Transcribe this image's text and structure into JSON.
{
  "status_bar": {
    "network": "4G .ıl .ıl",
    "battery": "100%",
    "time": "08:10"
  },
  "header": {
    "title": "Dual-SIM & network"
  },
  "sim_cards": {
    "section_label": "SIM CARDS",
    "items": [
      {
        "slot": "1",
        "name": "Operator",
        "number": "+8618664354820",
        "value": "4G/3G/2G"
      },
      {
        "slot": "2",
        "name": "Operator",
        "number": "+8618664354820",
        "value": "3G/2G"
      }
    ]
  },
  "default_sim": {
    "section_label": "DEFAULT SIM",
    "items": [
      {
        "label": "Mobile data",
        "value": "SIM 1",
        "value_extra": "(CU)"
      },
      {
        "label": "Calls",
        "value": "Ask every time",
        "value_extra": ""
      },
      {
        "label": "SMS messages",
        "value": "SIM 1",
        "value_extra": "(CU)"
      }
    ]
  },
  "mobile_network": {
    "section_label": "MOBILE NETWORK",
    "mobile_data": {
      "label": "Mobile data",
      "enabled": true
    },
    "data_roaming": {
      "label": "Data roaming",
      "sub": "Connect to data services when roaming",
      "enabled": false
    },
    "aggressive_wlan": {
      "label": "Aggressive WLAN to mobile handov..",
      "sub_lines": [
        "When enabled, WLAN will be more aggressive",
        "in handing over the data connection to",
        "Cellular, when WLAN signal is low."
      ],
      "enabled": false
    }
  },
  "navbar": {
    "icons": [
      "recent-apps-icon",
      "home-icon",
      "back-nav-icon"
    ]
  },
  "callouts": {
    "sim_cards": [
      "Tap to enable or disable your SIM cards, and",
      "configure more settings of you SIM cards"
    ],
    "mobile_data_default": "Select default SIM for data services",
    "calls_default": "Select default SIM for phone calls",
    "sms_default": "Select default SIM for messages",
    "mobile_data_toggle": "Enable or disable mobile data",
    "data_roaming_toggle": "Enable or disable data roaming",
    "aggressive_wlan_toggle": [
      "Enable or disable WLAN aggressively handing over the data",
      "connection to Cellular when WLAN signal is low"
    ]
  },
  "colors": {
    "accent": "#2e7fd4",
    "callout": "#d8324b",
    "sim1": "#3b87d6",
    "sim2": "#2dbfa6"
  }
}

**Prompt:**
In the data above, count the lines where the word "over" appears; reply with the number only.

**Result for this exercise:**
2